* _What to work on_:
Of the lines in these entries, how many contain the string "with"? Give the number and nothing else.

* _Input_:
━━━━
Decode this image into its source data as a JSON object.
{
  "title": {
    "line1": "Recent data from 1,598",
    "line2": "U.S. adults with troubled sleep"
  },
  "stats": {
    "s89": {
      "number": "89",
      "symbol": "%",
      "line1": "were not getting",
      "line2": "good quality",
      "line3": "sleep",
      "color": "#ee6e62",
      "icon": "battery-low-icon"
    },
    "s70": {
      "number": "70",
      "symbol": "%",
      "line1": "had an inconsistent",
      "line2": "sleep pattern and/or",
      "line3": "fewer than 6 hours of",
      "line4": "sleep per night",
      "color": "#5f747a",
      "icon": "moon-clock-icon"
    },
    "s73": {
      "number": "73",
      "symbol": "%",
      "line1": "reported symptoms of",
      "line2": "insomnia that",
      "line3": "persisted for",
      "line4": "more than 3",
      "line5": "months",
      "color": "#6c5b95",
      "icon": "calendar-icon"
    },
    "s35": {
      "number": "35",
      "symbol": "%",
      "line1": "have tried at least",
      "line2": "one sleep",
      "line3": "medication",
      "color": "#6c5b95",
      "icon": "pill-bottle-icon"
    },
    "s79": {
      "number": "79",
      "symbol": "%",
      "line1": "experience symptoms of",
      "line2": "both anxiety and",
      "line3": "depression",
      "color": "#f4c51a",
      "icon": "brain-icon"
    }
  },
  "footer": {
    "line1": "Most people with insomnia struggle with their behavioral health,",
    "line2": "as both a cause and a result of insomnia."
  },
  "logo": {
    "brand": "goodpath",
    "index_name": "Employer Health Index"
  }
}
━━━━
* _Worked solution_:
2